*Source document:*
============================================================

A button falls into the sensor category. Sensors can specify modalities and events. Modalities define the state of a sensor, they can be read out in a Mita program. In the button case, it is a boolean that defines whether the button is currently pressed or not. Events are used in Mita as triggers in every {..} code blocks. A button sends an event when it gets pressed, or released. Hence, our button definition looks as follows:

sensor Button {
	generator ""
	modality is_pressed : bool
	event pressed
	event released
}

Ignore the generator part for now. We will cover that soon.

Now that we have defined what a button is capable of, we can express that our platform consists of two of them. For this, we create an alias for each button and export it in the platform resource:

alias button_one for Button
alias button_two for Button

platform Arduino {
	module ""
	has button_one
	has button_two
}

Putting both parts together, our first version of the Arduino platform is defined as:

package platforms.myarduino;

sensor Button {
	generator ""
	modality is_pressed : bool
	event pressed
	event released
}

alias button_one for Button
alias button_two for Button

platform Arduino {
	module ""
	has button_one
	has button_two
}

You can test this directly by adding some code to your Mita application in my.arduino.app/application.mita:

package my.pkg;

import platforms.myarduino;

every button_one.pressed {
  println("Hello World");
}

Contributing platform code generators

Code generators build the core of your platform implementation. When contributing a platform you need to provide a couple of resource-independant code generators as well as one code generator per system resource of your platform definition.

The standard code generators are bound in a platform generator module. The module is registered in the module part of your platform definition. To create a platform generator module, right-click on the src folder in the my.arduino.platform project and create a new Xtend file. Give the module a name, such as MyArduinoPlatformGeneratorModule and click on Finish. As a starting point, define the following bindings in your module:

class MyArduinoPlatformGeneratorModule extends EmptyPlatformGeneratorModule {

  override bindIPlatformEventLoopGenerator() {
    MyArduinoEventLoopGenerator
  }
  override bindIPlatformExceptionGenerator() {
    MyArduinoExceptionGenerator
  }
  override bindIPlatformStartupGenerator() {
    MyArduinoStartupGenerator
  }
}

For this to compile you need to add the following dependencies to your MANIFEST.MF file: - org.eclipse.mita.program, - com.google.guava, - org.eclipse.xtext.xbase.lib, - org.eclipse.xtend.lib, - org.eclipse.xtend.lib.macro

Additionally, you need to create the three code generators MyArduinoEventLoopGenerator, MyArduinoExceptionGenerator and MyArduinoStartupGenerator. As an initial starting point, you can copy the contents from the generators defined in the org.eclipse.mita.platform.arduino plugin. Next, you need to register the module in the platform definition:

platform Arduino {
  module "my.arduino.platform.MyArduinoPlatformGeneratorModule"

============================================================

*Data shown:*

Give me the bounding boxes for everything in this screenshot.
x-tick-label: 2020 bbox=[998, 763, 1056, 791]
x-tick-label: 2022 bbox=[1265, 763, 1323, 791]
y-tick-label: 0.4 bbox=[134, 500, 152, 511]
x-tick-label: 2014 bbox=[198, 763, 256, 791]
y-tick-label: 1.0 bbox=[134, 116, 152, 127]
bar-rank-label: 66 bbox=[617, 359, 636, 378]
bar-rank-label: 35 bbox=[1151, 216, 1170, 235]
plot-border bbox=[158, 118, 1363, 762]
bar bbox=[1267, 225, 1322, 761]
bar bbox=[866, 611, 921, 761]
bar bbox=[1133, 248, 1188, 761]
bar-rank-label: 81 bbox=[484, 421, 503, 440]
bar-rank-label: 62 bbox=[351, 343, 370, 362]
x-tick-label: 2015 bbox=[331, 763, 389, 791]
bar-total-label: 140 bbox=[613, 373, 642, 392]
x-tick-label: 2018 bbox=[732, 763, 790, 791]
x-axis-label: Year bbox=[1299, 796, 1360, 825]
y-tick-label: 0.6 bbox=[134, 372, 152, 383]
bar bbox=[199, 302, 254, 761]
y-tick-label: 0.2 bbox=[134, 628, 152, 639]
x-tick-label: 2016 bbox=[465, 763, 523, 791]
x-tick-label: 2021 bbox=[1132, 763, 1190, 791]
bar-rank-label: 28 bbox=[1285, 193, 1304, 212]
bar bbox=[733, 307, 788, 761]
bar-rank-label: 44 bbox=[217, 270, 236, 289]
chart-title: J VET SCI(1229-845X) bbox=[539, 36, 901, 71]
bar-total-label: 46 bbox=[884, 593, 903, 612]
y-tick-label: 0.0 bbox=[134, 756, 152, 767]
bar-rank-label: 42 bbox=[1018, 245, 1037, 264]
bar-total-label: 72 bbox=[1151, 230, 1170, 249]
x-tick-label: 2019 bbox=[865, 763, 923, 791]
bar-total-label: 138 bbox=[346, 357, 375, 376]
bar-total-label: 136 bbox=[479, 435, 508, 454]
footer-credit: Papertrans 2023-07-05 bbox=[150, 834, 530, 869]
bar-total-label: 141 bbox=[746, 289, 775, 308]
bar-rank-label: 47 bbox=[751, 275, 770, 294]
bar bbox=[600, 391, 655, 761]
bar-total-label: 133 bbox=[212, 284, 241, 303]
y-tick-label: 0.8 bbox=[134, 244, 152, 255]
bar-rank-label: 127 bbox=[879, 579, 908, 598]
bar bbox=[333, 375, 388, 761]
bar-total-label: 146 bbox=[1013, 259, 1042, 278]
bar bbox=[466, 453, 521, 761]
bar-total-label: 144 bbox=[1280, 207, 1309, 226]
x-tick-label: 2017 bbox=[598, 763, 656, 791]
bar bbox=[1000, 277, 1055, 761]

============================================================

*Directions:*
1: According to the Mita platform guide, what does a modality define for a sensor?
2: Continue the Mita platform guide from the point where it stops.

*Answers for each item:*
1: It defines the state of the sensor, which can be read out in a Mita program.

2:
  has button_one
  has button_two
}

Besides standard platform generators you need to contribute a code generator per system resource. In this example, this means you need to provide a code generator for the Arduino buttons. Resource generators are registered with the generator parameter in the platform definition:

sensor Button {
  generator "my.arduino.platform.MyArduinoButtonGenerator"
  modality is_pressed : bool
  event pressed
  event released
}

The detailed contents of the code generators is out of the scope of this guide. For a starting point, please refer to the code generators in the org.eclipse.mita.platform.arduino plugin.

Once you have filled your code generators with something useful, you can test them easily by touching the Mita application file. Code is generated automatically on every save action into the src-gen folder of the application project. Please note, you might need to restart your runtime environment to reflect all the changes in the platform definition file.